## WORK REQUIRED
Gather all lines in the entries below that include the word "mutatja".

[Saved data entries]

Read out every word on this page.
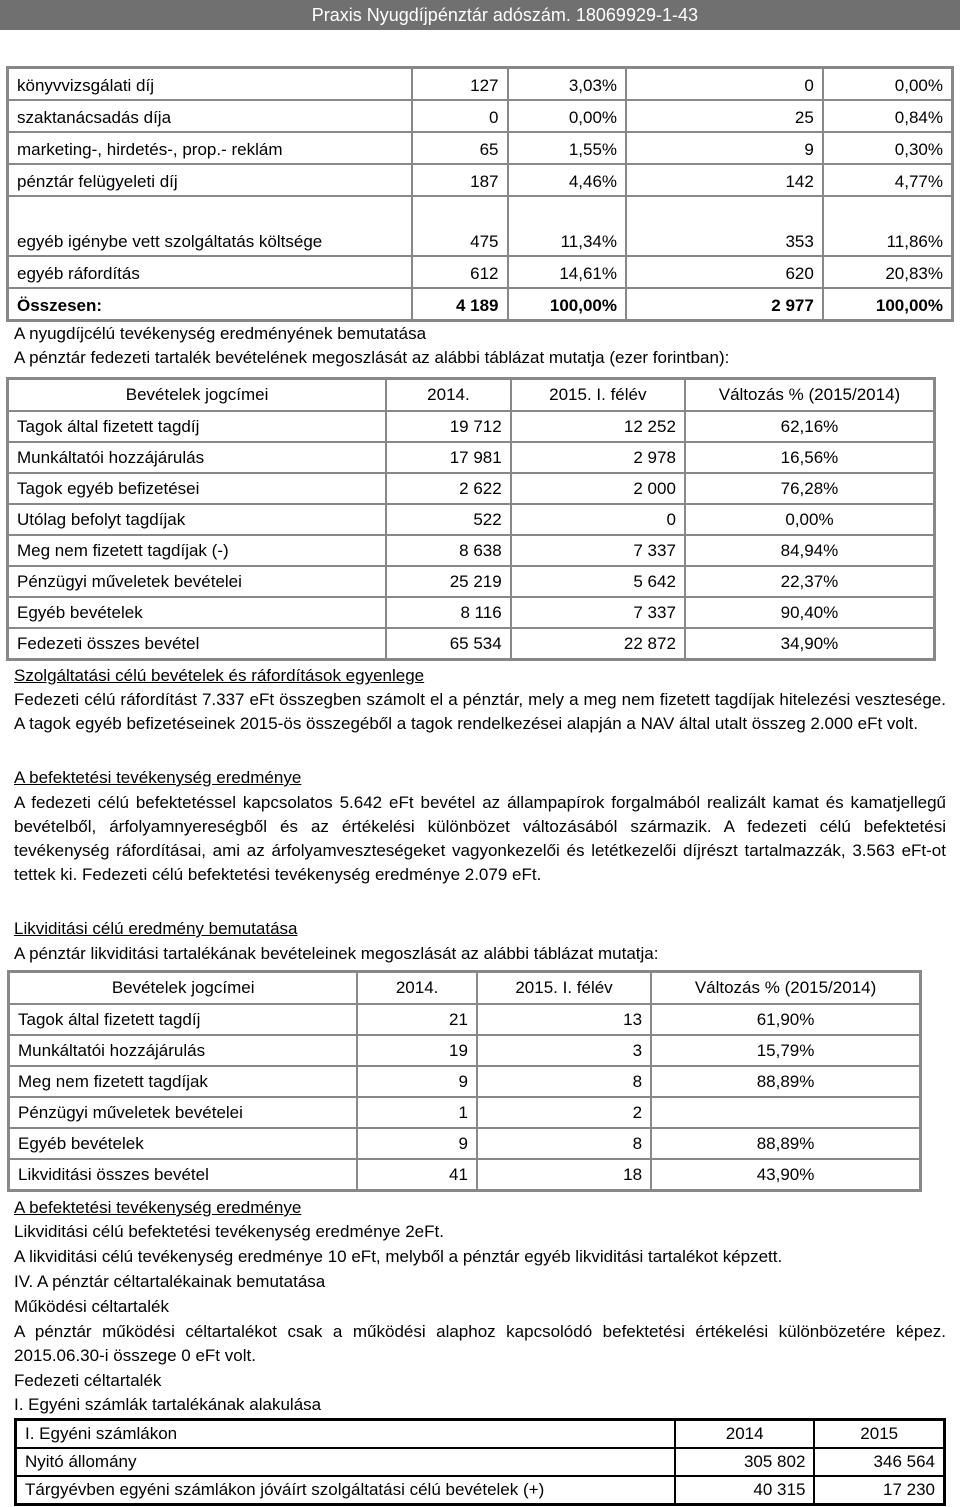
Praxis Nyugdíjpénztár adószám. 18069929-1-43
könyvvizsgálati díj	127	3,03%	0	0,00%
szaktanácsadás díja	0	0,00%	25	0,84%
marketing-, hirdetés-, prop.- reklám	65	1,55%	9	0,30%
pénztár felügyeleti díj	187	4,46%	142	4,77%
egyéb igénybe vett szolgáltatás költsége	475	11,34%	353	11,86%
egyéb ráfordítás	612	14,61%	620	20,83%
Összesen:	4 189	100,00%	2 977	100,00%

A nyugdíjcélú tevékenység eredményének bemutatása

A pénztár fedezeti tartalék bevételének megoszlását az alábbi táblázat mutatja (ezer forintban):

Bevételek jogcímei	2014.	2015. I. félév	Változás % (2015/2014)
Tagok által fizetett tagdíj	19 712	12 252	62,16%
Munkáltatói hozzájárulás	17 981	2 978	16,56%
Tagok egyéb befizetései	2 622	2 000	76,28%
Utólag befolyt tagdíjak	522	0	0,00%
Meg nem fizetett tagdíjak (-)	8 638	7 337	84,94%
Pénzügyi műveletek bevételei	25 219	5 642	22,37%
Egyéb bevételek	8 116	7 337	90,40%
Fedezeti összes bevétel	65 534	22 872	34,90%

Szolgáltatási célú bevételek és ráfordítások egyenlege

Fedezeti célú ráfordítást 7.337 eFt összegben számolt el a pénztár, mely a meg nem fizetett tagdíjak hitelezési vesztesége. A tagok egyéb befizetéseinek 2015-ös összegéből a tagok rendelkezései alapján a NAV által utalt összeg 2.000 eFt volt.

A befektetési tevékenység eredménye

A fedezeti célú befektetéssel kapcsolatos 5.642 eFt bevétel az állampapírok forgalmából realizált kamat és kamatjellegű bevételből, árfolyamnyereségből és az értékelési különbözet változásából származik. A fedezeti célú befektetési tevékenység ráfordításai, ami az árfolyamveszteségeket vagyonkezelői és letétkezelői díjrészt tartalmazzák, 3.563 eFt-ot tettek ki. Fedezeti célú befektetési tevékenység eredménye 2.079 eFt.

Likviditási célú eredmény bemutatása

A pénztár likviditási tartalékának bevételeinek megoszlását az alábbi táblázat mutatja:

Bevételek jogcímei	2014.	2015. I. félév	Változás % (2015/2014)
Tagok által fizetett tagdíj	21	13	61,90%
Munkáltatói hozzájárulás	19	3	15,79%
Meg nem fizetett tagdíjak	9	8	88,89%
Pénzügyi műveletek bevételei	1	2	
Egyéb bevételek	9	8	88,89%
Likviditási összes bevétel	41	18	43,90%

A befektetési tevékenység eredménye

Likviditási célú befektetési tevékenység eredménye 2eFt.

A likviditási célú tevékenység eredménye 10 eFt, melyből a pénztár egyéb likviditási tartalékot képzett.

IV. A pénztár céltartalékainak bemutatása

Működési céltartalék

A pénztár működési céltartalékot csak a működési alaphoz kapcsolódó befektetési értékelési különbözetére képez. 2015.06.30-i összege 0 eFt volt.

Fedezeti céltartalék

I. Egyéni számlák tartalékának alakulása

I. Egyéni számlákon	2014	2015
Nyitó állomány	305 802	346 564
Tárgyévben egyéni számlákon jóváírt szolgáltatási célú bevételek (+)	40 315	17 230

## TASK OUTPUT
A pénztár fedezeti tartalék bevételének megoszlását az alábbi táblázat mutatja (ezer forintban):
A pénztár likviditási tartalékának bevételeinek megoszlását az alábbi táblázat mutatja:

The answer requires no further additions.